Your objective: Copy each of the entries below faithfully, setting aside any pictures.

The records:
[Begin]
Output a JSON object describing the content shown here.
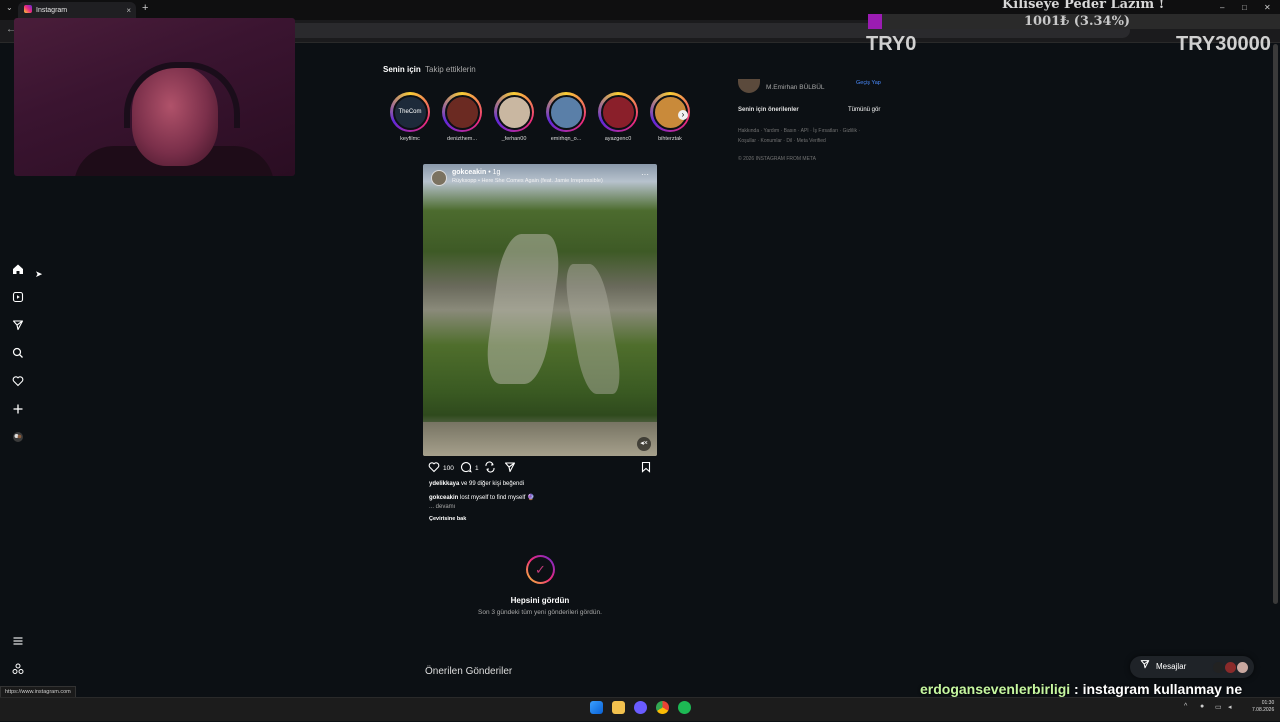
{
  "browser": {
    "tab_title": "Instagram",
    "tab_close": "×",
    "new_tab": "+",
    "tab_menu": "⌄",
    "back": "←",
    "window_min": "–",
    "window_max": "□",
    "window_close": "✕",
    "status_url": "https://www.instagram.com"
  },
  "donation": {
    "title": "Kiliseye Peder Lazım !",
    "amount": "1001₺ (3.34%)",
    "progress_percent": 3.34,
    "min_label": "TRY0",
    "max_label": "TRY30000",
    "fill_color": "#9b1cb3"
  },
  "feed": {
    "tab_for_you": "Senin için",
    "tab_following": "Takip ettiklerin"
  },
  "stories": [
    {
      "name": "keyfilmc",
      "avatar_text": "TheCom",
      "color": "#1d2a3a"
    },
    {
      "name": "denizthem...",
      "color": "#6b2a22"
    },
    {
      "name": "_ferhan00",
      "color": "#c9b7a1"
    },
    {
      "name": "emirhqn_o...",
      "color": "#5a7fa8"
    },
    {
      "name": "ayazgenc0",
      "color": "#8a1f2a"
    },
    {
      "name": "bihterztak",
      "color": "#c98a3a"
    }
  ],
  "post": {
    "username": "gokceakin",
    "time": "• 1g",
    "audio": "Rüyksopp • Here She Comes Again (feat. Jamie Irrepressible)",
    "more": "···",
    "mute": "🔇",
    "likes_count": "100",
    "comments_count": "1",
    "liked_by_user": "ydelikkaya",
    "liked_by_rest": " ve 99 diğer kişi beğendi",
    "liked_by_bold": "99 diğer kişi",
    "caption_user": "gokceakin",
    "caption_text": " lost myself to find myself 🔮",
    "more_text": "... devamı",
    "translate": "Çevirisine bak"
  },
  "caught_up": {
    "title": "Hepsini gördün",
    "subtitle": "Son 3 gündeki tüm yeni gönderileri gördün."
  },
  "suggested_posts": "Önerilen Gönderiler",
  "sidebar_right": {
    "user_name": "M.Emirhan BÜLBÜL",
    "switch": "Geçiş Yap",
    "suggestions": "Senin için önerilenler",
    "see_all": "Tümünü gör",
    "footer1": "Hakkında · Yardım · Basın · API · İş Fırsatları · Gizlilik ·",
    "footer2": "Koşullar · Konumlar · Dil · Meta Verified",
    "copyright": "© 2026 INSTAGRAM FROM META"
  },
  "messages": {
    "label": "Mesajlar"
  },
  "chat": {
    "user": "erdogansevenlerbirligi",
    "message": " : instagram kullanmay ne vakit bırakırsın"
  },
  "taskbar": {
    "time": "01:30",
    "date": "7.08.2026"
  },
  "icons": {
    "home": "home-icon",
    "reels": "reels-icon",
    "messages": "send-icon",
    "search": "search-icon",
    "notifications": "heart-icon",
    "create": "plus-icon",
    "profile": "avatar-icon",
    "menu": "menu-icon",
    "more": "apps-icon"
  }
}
[End]
Result for this task:
Output a JSON object describing the content shown here.
{
  "browser": {
    "tab_title": "Instagram",
    "tab_close": "×",
    "new_tab": "+",
    "tab_menu": "⌄",
    "back": "←",
    "window_min": "–",
    "window_max": "□",
    "window_close": "✕",
    "status_url": "https://www.instagram.com"
  },
  "donation": {
    "title": "Kiliseye Peder Lazım !",
    "amount": "1001₺ (3.34%)",
    "progress_percent": 3.34,
    "min_label": "TRY0",
    "max_label": "TRY30000",
    "fill_color": "#9b1cb3"
  },
  "feed": {
    "tab_for_you": "Senin için",
    "tab_following": "Takip ettiklerin"
  },
  "stories": [
    {
      "name": "keyfilmc",
      "avatar_text": "TheCom",
      "color": "#1d2a3a"
    },
    {
      "name": "denizthem...",
      "color": "#6b2a22"
    },
    {
      "name": "_ferhan00",
      "color": "#c9b7a1"
    },
    {
      "name": "emirhqn_o...",
      "color": "#5a7fa8"
    },
    {
      "name": "ayazgenc0",
      "color": "#8a1f2a"
    },
    {
      "name": "bihterztak",
      "color": "#c98a3a"
    }
  ],
  "post": {
    "username": "gokceakin",
    "time": "• 1g",
    "audio": "Rüyksopp • Here She Comes Again (feat. Jamie Irrepressible)",
    "more": "···",
    "mute": "🔇",
    "likes_count": "100",
    "comments_count": "1",
    "liked_by_user": "ydelikkaya",
    "liked_by_rest": " ve 99 diğer kişi beğendi",
    "liked_by_bold": "99 diğer kişi",
    "caption_user": "gokceakin",
    "caption_text": " lost myself to find myself 🔮",
    "more_text": "... devamı",
    "translate": "Çevirisine bak"
  },
  "caught_up": {
    "title": "Hepsini gördün",
    "subtitle": "Son 3 gündeki tüm yeni gönderileri gördün."
  },
  "suggested_posts": "Önerilen Gönderiler",
  "sidebar_right": {
    "user_name": "M.Emirhan BÜLBÜL",
    "switch": "Geçiş Yap",
    "suggestions": "Senin için önerilenler",
    "see_all": "Tümünü gör",
    "footer1": "Hakkında · Yardım · Basın · API · İş Fırsatları · Gizlilik ·",
    "footer2": "Koşullar · Konumlar · Dil · Meta Verified",
    "copyright": "© 2026 INSTAGRAM FROM META"
  },
  "messages": {
    "label": "Mesajlar"
  },
  "chat": {
    "user": "erdogansevenlerbirligi",
    "message": " : instagram kullanmay ne vakit bırakırsın"
  },
  "taskbar": {
    "time": "01:30",
    "date": "7.08.2026"
  },
  "icons": {
    "home": "home-icon",
    "reels": "reels-icon",
    "messages": "send-icon",
    "search": "search-icon",
    "notifications": "heart-icon",
    "create": "plus-icon",
    "profile": "avatar-icon",
    "menu": "menu-icon",
    "more": "apps-icon"
  }
}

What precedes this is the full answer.